GIVEN REQUEST:
Repeat all of the records verbatim.

THE INPUT:
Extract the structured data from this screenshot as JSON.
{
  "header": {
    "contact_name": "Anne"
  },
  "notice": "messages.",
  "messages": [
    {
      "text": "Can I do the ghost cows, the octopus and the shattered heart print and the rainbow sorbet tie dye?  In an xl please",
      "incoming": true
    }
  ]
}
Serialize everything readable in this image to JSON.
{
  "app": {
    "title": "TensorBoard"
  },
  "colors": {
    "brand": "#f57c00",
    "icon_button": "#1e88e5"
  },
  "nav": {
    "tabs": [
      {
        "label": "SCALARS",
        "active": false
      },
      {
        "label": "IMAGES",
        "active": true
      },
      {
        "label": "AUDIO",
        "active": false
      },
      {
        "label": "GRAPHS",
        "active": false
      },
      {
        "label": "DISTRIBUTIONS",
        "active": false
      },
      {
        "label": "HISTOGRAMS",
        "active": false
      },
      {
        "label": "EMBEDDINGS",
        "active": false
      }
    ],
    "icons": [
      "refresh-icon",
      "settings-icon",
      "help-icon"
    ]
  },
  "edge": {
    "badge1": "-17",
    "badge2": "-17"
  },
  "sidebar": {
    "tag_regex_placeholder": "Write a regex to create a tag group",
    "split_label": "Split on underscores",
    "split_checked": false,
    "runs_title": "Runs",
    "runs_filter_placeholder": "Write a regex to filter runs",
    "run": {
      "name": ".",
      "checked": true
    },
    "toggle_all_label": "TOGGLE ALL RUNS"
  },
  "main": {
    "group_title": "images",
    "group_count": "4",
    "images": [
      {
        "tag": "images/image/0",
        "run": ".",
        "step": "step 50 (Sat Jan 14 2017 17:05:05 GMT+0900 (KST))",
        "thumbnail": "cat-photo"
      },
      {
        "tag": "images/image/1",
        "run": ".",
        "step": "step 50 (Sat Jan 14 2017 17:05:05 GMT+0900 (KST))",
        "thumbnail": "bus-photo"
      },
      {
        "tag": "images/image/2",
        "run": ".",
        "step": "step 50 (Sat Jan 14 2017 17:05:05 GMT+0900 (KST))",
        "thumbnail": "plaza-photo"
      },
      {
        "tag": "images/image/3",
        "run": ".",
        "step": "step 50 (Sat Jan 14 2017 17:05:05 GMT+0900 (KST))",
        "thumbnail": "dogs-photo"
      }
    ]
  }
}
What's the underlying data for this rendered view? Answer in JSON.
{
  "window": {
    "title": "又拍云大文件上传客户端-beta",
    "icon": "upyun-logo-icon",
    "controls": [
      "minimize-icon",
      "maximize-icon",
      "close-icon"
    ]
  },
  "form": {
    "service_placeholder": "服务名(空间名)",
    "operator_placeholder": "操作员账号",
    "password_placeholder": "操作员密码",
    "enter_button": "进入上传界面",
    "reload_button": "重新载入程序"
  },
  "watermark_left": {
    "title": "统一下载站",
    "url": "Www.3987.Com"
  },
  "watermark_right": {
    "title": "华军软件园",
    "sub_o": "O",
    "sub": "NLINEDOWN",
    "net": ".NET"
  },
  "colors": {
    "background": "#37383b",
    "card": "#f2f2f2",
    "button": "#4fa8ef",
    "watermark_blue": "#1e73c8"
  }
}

EXERCISE SOLUTION:
Extract the structured data from this screenshot as JSON.
{
  "header": {
    "contact_name": "Anne"
  },
  "notice": "messages.",
  "messages": [
    {
      "text": "Can I do the ghost cows, the octopus and the shattered heart print and the rainbow sorbet tie dye?  In an xl please",
      "incoming": true
    }
  ]
}
Serialize everything readable in this image to JSON.
{
  "app": {
    "title": "TensorBoard"
  },
  "colors": {
    "brand": "#f57c00",
    "icon_button": "#1e88e5"
  },
  "nav": {
    "tabs": [
      {
        "label": "SCALARS",
        "active": false
      },
      {
        "label": "IMAGES",
        "active": true
      },
      {
        "label": "AUDIO",
        "active": false
      },
      {
        "label": "GRAPHS",
        "active": false
      },
      {
        "label": "DISTRIBUTIONS",
        "active": false
      },
      {
        "label": "HISTOGRAMS",
        "active": false
      },
      {
        "label": "EMBEDDINGS",
        "active": false
      }
    ],
    "icons": [
      "refresh-icon",
      "settings-icon",
      "help-icon"
    ]
  },
  "edge": {
    "badge1": "-17",
    "badge2": "-17"
  },
  "sidebar": {
    "tag_regex_placeholder": "Write a regex to create a tag group",
    "split_label": "Split on underscores",
    "split_checked": false,
    "runs_title": "Runs",
    "runs_filter_placeholder": "Write a regex to filter runs",
    "run": {
      "name": ".",
      "checked": true
    },
    "toggle_all_label": "TOGGLE ALL RUNS"
  },
  "main": {
    "group_title": "images",
    "group_count": "4",
    "images": [
      {
        "tag": "images/image/0",
        "run": ".",
        "step": "step 50 (Sat Jan 14 2017 17:05:05 GMT+0900 (KST))",
        "thumbnail": "cat-photo"
      },
      {
        "tag": "images/image/1",
        "run": ".",
        "step": "step 50 (Sat Jan 14 2017 17:05:05 GMT+0900 (KST))",
        "thumbnail": "bus-photo"
      },
      {
        "tag": "images/image/2",
        "run": ".",
        "step": "step 50 (Sat Jan 14 2017 17:05:05 GMT+0900 (KST))",
        "thumbnail": "plaza-photo"
      },
      {
        "tag": "images/image/3",
        "run": ".",
        "step": "step 50 (Sat Jan 14 2017 17:05:05 GMT+0900 (KST))",
        "thumbnail": "dogs-photo"
      }
    ]
  }
}
What's the underlying data for this rendered view? Answer in JSON.
{
  "window": {
    "title": "又拍云大文件上传客户端-beta",
    "icon": "upyun-logo-icon",
    "controls": [
      "minimize-icon",
      "maximize-icon",
      "close-icon"
    ]
  },
  "form": {
    "service_placeholder": "服务名(空间名)",
    "operator_placeholder": "操作员账号",
    "password_placeholder": "操作员密码",
    "enter_button": "进入上传界面",
    "reload_button": "重新载入程序"
  },
  "watermark_left": {
    "title": "统一下载站",
    "url": "Www.3987.Com"
  },
  "watermark_right": {
    "title": "华军软件园",
    "sub_o": "O",
    "sub": "NLINEDOWN",
    "net": ".NET"
  },
  "colors": {
    "background": "#37383b",
    "card": "#f2f2f2",
    "button": "#4fa8ef",
    "watermark_blue": "#1e73c8"
  }
}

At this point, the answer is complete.